*WRITTEN REQUEST*:
Keep the pictures out and restate every record exactly.

*SUPPLIED RECORDS*:
______
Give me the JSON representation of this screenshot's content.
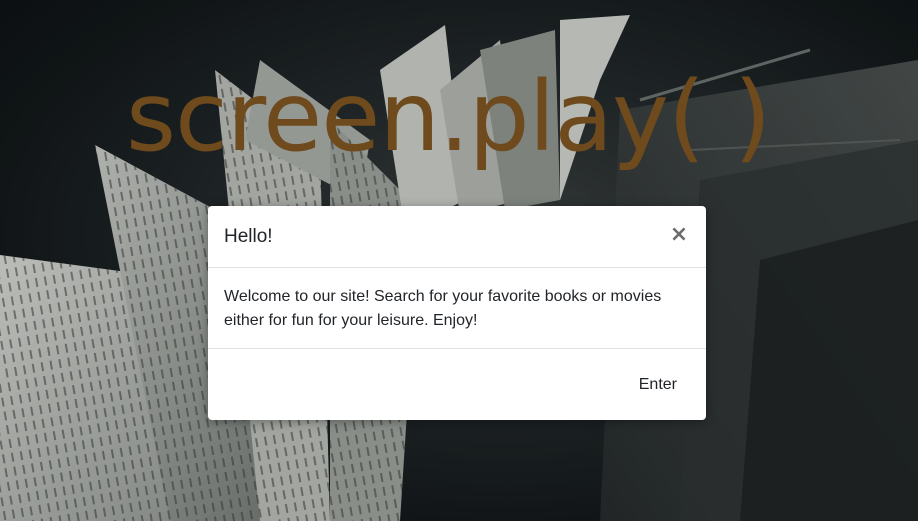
{
  "brand": {
    "title": "screen.play( )"
  },
  "modal": {
    "title": "Hello!",
    "close_glyph": "×",
    "body_text": "Welcome to our site! Search for your favorite books or movies either for fun for your leisure. Enjoy!",
    "enter_label": "Enter"
  },
  "colors": {
    "brand_text": "#6e4a1d",
    "background": "#1a1f21",
    "modal_bg": "#ffffff"
  },
  "icons": {
    "close": "close-icon"
  }
}
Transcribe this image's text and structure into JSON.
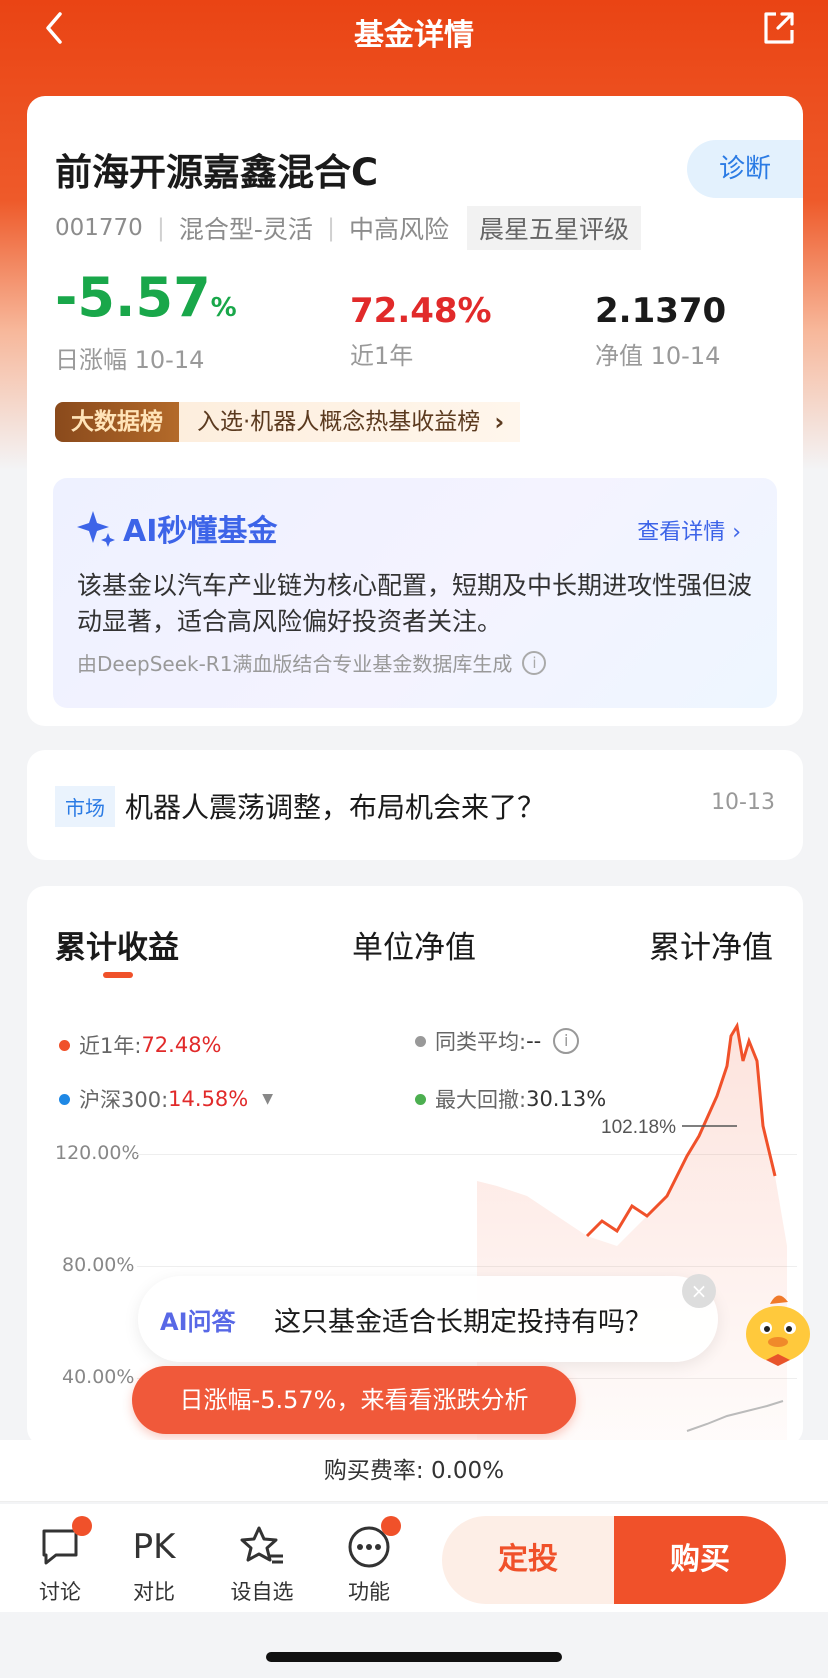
{
  "nav": {
    "title": "基金详情",
    "back_icon": "chevron-left-icon",
    "share_icon": "share-icon"
  },
  "fund": {
    "name": "前海开源嘉鑫混合C",
    "diagnose_label": "诊断",
    "code": "001770",
    "category": "混合型-灵活",
    "risk": "中高风险",
    "rating": "晨星五星评级",
    "daily_change": "-5.57",
    "daily_change_unit": "%",
    "daily_change_label": "日涨幅 10-14",
    "year_return": "72.48%",
    "year_return_label": "近1年",
    "nav_value": "2.1370",
    "nav_label": "净值 10-14"
  },
  "rank": {
    "badge": "大数据榜",
    "text": "入选·机器人概念热基收益榜",
    "chevron": "›"
  },
  "ai_summary": {
    "title": "AI秒懂基金",
    "more": "查看详情 ›",
    "body": "该基金以汽车产业链为核心配置，短期及中长期进攻性强但波动显著，适合高风险偏好投资者关注。",
    "footer": "由DeepSeek-R1满血版结合专业基金数据库生成",
    "info_glyph": "i"
  },
  "news": {
    "tag": "市场",
    "title": "机器人震荡调整，布局机会来了？",
    "date": "10-13"
  },
  "chart": {
    "tabs": [
      "累计收益",
      "单位净值",
      "累计净值"
    ],
    "active_tab": 0,
    "legend": {
      "year_label": "近1年: ",
      "year_value": "72.48%",
      "peer_label": "同类平均: ",
      "peer_value": "--",
      "csi_label": "沪深300: ",
      "csi_value": "14.58%",
      "drawdown_label": "最大回撤: ",
      "drawdown_value": "30.13%",
      "info_glyph": "i",
      "caret": "▼"
    },
    "y_labels": [
      "120.00%",
      "80.00%",
      "40.00%"
    ],
    "peak_label": "102.18%",
    "colors": {
      "fund": "#f0512a",
      "peer": "#999999",
      "csi": "#1e88e5",
      "drawdown": "#4caf50"
    }
  },
  "chart_data": {
    "type": "line",
    "ylim": [
      0,
      120
    ],
    "series": [
      {
        "name": "近1年",
        "values": [
          100.13,
          78,
          102.18,
          100,
          72.48
        ]
      }
    ],
    "yticks": [
      "120.00%",
      "80.00%",
      "40.00%"
    ],
    "annotations": [
      "102.18%"
    ]
  },
  "ai_ask": {
    "label": "AI问答",
    "question": "这只基金适合长期定投持有吗？",
    "close": "×"
  },
  "promo": {
    "text": "日涨幅-5.57%，来看看涨跌分析"
  },
  "fee": {
    "text": "购买费率: 0.00%"
  },
  "bottom": {
    "discuss": "讨论",
    "compare": "对比",
    "compare_glyph": "PK",
    "watch": "设自选",
    "function": "功能",
    "fixed_invest": "定投",
    "buy": "购买"
  }
}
______
*EXERCISE SOLUTION*:
Give me the JSON representation of this screenshot's content.
{
  "brand": {
    "title": "screen.play( )"
  },
  "modal": {
    "title": "Hello!",
    "close_glyph": "×",
    "body_text": "Welcome to our site! Search for your favorite books or movies either for fun for your leisure. Enjoy!",
    "enter_label": "Enter"
  },
  "colors": {
    "brand_text": "#6e4a1d",
    "background": "#1a1f21",
    "modal_bg": "#ffffff"
  },
  "icons": {
    "close": "close-icon"
  }
}
Transcribe this image's text and structure into JSON.
{
  "nav": {
    "title": "基金详情",
    "back_icon": "chevron-left-icon",
    "share_icon": "share-icon"
  },
  "fund": {
    "name": "前海开源嘉鑫混合C",
    "diagnose_label": "诊断",
    "code": "001770",
    "category": "混合型-灵活",
    "risk": "中高风险",
    "rating": "晨星五星评级",
    "daily_change": "-5.57",
    "daily_change_unit": "%",
    "daily_change_label": "日涨幅 10-14",
    "year_return": "72.48%",
    "year_return_label": "近1年",
    "nav_value": "2.1370",
    "nav_label": "净值 10-14"
  },
  "rank": {
    "badge": "大数据榜",
    "text": "入选·机器人概念热基收益榜",
    "chevron": "›"
  },
  "ai_summary": {
    "title": "AI秒懂基金",
    "more": "查看详情 ›",
    "body": "该基金以汽车产业链为核心配置，短期及中长期进攻性强但波动显著，适合高风险偏好投资者关注。",
    "footer": "由DeepSeek-R1满血版结合专业基金数据库生成",
    "info_glyph": "i"
  },
  "news": {
    "tag": "市场",
    "title": "机器人震荡调整，布局机会来了？",
    "date": "10-13"
  },
  "chart": {
    "tabs": [
      "累计收益",
      "单位净值",
      "累计净值"
    ],
    "active_tab": 0,
    "legend": {
      "year_label": "近1年: ",
      "year_value": "72.48%",
      "peer_label": "同类平均: ",
      "peer_value": "--",
      "csi_label": "沪深300: ",
      "csi_value": "14.58%",
      "drawdown_label": "最大回撤: ",
      "drawdown_value": "30.13%",
      "info_glyph": "i",
      "caret": "▼"
    },
    "y_labels": [
      "120.00%",
      "80.00%",
      "40.00%"
    ],
    "peak_label": "102.18%",
    "colors": {
      "fund": "#f0512a",
      "peer": "#999999",
      "csi": "#1e88e5",
      "drawdown": "#4caf50"
    }
  },
  "chart_data": {
    "type": "line",
    "ylim": [
      0,
      120
    ],
    "series": [
      {
        "name": "近1年",
        "values": [
          100.13,
          78,
          102.18,
          100,
          72.48
        ]
      }
    ],
    "yticks": [
      "120.00%",
      "80.00%",
      "40.00%"
    ],
    "annotations": [
      "102.18%"
    ]
  },
  "ai_ask": {
    "label": "AI问答",
    "question": "这只基金适合长期定投持有吗？",
    "close": "×"
  },
  "promo": {
    "text": "日涨幅-5.57%，来看看涨跌分析"
  },
  "fee": {
    "text": "购买费率: 0.00%"
  },
  "bottom": {
    "discuss": "讨论",
    "compare": "对比",
    "compare_glyph": "PK",
    "watch": "设自选",
    "function": "功能",
    "fixed_invest": "定投",
    "buy": "购买"
  }
}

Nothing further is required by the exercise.